== Task brief ==
Pull out every line with the word "TiB₂".

== Records shown ==
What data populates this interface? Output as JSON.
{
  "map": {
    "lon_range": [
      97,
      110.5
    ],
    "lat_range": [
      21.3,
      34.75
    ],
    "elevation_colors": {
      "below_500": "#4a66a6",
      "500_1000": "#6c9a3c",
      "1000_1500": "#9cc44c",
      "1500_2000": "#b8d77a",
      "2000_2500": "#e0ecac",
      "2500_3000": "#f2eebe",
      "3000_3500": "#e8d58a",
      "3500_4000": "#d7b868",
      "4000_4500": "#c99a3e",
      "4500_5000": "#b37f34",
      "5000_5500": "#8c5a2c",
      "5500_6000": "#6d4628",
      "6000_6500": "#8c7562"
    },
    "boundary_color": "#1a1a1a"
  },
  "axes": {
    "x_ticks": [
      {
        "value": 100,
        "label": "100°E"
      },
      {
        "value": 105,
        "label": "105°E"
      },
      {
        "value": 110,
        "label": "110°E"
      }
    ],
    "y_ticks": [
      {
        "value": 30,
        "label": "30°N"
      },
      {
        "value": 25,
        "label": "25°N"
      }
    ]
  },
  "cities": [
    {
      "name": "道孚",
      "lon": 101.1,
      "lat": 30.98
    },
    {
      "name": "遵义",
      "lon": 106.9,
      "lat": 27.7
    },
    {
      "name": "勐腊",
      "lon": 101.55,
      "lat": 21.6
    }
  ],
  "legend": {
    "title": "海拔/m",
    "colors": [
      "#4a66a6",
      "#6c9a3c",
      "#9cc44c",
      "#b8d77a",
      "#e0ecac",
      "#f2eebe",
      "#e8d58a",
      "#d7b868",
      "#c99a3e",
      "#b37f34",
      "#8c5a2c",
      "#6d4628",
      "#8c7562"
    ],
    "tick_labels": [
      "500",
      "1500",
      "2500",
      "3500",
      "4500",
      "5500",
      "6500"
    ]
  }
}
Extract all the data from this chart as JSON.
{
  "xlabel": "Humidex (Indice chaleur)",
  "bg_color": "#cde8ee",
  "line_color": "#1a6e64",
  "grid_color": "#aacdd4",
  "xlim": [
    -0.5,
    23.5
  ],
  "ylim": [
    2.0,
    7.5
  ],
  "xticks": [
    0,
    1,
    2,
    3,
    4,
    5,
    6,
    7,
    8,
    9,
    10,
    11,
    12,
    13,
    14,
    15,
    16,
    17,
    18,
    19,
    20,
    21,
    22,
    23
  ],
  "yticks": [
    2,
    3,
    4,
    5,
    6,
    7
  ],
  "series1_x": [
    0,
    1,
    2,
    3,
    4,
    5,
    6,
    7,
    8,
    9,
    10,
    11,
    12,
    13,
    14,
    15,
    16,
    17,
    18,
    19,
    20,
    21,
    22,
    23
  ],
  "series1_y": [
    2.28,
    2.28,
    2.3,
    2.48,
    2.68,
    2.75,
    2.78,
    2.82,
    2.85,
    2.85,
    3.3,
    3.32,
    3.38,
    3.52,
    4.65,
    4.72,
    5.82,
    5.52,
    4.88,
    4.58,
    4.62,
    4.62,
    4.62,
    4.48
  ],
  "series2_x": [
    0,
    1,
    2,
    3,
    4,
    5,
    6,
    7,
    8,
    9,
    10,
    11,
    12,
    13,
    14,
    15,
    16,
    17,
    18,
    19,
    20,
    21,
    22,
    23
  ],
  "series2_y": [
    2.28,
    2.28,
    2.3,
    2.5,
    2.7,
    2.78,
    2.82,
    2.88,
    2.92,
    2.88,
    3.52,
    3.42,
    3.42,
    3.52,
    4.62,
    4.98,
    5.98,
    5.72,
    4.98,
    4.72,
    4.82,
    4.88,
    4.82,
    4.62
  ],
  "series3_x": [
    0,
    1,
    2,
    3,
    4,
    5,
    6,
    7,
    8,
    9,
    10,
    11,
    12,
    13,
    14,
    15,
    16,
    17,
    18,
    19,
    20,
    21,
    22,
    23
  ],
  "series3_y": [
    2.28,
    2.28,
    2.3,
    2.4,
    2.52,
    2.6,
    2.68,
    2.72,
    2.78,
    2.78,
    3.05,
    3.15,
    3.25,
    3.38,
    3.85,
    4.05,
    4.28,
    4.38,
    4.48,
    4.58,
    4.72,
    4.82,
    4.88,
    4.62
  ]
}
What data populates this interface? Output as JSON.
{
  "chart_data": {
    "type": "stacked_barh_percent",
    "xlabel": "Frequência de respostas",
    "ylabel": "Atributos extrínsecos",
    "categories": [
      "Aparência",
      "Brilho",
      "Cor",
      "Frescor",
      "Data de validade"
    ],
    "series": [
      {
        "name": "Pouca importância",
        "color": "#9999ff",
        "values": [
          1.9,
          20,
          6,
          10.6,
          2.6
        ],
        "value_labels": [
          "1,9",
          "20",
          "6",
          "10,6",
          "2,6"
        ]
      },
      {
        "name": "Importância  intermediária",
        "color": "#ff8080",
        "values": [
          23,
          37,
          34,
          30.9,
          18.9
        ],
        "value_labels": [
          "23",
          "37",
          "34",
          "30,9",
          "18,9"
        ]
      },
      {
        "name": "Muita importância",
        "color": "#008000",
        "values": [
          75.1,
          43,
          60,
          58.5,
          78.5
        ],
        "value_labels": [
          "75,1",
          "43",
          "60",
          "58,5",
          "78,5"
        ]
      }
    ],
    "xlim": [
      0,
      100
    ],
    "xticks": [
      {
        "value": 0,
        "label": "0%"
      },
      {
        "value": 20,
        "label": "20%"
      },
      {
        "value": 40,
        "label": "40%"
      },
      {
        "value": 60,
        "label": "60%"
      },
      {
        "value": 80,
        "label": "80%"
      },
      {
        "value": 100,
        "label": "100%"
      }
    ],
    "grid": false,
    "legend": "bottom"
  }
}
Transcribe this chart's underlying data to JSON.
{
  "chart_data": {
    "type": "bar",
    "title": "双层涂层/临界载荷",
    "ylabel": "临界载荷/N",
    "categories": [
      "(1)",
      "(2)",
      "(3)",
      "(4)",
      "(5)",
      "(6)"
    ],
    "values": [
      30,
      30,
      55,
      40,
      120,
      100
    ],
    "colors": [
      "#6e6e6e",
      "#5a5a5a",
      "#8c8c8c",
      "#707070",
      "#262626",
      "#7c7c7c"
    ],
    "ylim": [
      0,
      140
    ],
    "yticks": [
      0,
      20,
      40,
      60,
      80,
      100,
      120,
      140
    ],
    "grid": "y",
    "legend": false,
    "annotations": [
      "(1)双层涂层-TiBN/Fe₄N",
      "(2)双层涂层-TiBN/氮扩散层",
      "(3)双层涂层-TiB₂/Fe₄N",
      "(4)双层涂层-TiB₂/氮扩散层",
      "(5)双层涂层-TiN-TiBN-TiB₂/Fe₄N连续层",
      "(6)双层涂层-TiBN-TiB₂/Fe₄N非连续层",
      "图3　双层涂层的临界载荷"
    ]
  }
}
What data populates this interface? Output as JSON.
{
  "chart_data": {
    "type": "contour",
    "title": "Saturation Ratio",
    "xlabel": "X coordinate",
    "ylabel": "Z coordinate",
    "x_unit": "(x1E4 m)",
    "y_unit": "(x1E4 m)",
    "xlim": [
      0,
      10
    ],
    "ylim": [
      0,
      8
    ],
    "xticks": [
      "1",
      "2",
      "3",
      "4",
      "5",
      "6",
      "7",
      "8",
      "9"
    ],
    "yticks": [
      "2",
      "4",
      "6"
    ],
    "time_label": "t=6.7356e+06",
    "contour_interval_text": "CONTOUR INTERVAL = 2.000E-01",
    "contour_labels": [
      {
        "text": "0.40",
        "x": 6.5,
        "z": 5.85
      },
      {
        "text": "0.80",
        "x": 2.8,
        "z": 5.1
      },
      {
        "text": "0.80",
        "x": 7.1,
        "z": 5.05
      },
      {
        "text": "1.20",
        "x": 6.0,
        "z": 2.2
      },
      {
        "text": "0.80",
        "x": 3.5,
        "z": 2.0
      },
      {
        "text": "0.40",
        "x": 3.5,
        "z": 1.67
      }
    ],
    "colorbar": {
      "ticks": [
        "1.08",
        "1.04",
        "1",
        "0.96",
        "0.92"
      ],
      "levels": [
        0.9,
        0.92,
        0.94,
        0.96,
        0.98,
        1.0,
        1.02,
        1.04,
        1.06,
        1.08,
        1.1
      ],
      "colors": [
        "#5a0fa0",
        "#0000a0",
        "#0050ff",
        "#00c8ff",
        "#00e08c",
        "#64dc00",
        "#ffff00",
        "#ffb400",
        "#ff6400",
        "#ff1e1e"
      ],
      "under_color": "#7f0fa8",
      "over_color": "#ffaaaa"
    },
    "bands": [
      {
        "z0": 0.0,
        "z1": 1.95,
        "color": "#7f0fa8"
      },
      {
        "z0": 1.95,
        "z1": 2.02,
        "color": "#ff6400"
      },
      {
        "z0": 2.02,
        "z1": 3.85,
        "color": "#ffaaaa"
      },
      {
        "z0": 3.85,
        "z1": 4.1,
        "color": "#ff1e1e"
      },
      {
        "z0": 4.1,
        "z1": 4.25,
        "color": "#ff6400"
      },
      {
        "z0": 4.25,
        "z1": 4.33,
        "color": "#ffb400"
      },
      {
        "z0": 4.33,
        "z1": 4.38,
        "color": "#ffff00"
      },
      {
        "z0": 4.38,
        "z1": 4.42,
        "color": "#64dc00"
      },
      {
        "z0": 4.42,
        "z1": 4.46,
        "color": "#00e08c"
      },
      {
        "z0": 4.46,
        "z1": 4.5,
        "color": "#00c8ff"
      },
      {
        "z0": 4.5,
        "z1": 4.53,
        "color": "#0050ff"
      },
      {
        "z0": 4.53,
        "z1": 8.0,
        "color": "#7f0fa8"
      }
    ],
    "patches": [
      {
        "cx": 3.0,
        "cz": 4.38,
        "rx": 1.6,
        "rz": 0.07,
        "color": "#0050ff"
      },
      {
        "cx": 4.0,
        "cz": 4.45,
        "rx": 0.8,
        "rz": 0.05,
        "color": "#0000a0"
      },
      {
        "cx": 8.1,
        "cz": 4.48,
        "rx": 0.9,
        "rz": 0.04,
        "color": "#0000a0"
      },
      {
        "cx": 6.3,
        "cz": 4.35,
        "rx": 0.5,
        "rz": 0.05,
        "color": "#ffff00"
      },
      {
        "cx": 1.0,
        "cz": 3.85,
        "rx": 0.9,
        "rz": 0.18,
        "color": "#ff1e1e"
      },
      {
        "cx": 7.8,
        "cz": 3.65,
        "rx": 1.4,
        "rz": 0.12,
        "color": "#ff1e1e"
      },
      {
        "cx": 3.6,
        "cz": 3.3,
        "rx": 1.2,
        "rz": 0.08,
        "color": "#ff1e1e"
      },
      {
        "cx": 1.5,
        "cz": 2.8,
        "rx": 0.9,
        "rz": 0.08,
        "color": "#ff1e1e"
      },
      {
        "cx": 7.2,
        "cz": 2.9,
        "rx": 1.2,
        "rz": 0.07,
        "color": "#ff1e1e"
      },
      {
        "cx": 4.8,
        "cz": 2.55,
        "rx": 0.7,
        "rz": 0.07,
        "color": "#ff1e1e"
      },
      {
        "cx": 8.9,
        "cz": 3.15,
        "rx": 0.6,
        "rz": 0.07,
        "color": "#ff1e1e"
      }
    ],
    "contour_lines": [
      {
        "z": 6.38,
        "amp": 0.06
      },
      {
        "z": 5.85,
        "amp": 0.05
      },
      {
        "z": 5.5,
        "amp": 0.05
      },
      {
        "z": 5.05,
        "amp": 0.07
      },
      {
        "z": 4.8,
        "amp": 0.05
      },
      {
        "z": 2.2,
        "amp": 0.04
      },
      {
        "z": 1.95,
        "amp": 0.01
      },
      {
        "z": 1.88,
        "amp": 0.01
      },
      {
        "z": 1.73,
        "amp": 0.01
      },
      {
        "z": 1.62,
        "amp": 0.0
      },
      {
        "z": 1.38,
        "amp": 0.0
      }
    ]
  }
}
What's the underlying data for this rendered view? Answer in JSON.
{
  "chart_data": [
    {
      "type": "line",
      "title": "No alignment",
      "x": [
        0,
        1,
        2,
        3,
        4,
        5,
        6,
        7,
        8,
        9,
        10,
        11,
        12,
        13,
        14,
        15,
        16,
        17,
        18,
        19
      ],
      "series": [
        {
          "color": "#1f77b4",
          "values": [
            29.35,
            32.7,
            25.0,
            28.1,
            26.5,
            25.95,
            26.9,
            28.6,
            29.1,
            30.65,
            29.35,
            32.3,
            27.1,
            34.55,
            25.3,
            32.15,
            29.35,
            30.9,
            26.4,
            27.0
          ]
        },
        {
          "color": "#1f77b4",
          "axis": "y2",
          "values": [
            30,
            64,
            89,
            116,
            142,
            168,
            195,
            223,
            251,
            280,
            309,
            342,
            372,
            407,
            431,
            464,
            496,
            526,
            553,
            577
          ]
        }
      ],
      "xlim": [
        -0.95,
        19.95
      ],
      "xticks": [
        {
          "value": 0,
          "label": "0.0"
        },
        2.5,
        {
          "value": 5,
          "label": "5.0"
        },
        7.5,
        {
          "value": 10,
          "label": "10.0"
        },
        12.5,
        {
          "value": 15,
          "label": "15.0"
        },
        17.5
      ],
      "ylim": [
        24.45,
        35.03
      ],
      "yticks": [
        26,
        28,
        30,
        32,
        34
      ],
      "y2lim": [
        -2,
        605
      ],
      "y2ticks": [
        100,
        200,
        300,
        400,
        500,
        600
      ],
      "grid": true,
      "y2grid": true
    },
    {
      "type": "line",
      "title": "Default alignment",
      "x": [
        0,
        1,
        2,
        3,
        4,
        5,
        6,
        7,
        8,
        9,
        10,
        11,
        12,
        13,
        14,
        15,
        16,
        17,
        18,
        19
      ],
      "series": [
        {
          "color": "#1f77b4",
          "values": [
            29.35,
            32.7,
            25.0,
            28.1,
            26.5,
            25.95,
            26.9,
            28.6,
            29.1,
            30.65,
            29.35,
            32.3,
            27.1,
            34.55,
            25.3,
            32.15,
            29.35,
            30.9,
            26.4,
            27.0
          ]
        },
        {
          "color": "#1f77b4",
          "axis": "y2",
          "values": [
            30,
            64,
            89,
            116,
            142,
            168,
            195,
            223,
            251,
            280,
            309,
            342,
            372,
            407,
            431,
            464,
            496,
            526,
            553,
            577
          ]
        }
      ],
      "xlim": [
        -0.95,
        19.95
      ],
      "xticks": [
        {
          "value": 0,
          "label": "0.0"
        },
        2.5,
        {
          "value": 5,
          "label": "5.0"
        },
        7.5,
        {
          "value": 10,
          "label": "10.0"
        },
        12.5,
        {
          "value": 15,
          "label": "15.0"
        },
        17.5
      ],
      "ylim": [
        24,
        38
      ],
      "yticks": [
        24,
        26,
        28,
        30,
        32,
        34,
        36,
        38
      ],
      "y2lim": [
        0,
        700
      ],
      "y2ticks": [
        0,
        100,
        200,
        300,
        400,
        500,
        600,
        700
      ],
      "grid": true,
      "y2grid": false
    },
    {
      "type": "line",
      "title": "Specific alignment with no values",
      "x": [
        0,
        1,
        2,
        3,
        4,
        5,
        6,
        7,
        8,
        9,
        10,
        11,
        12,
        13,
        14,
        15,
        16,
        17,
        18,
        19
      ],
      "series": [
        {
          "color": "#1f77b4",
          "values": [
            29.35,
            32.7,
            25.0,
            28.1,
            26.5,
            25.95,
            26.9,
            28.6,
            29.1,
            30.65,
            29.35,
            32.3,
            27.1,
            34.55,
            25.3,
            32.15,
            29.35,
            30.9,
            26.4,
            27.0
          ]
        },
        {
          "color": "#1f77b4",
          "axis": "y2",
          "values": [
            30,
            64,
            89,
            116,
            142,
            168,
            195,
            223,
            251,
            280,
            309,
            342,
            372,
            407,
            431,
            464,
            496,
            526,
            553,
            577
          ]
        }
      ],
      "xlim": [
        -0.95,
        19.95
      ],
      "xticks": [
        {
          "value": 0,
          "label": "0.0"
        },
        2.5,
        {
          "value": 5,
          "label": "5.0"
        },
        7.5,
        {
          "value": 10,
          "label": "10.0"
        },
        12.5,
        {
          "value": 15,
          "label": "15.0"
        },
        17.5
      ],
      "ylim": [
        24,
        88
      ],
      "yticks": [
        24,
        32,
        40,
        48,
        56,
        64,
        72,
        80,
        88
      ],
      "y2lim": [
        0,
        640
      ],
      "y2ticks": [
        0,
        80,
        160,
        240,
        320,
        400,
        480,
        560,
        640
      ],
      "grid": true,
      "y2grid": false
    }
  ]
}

== Result for this task ==
      "(3)双层涂层-TiB₂/Fe₄N",
      "(4)双层涂层-TiB₂/氮扩散层",
      "(5)双层涂层-TiN-TiBN-TiB₂/Fe₄N连续层",
      "(6)双层涂层-TiBN-TiB₂/Fe₄N非连续层",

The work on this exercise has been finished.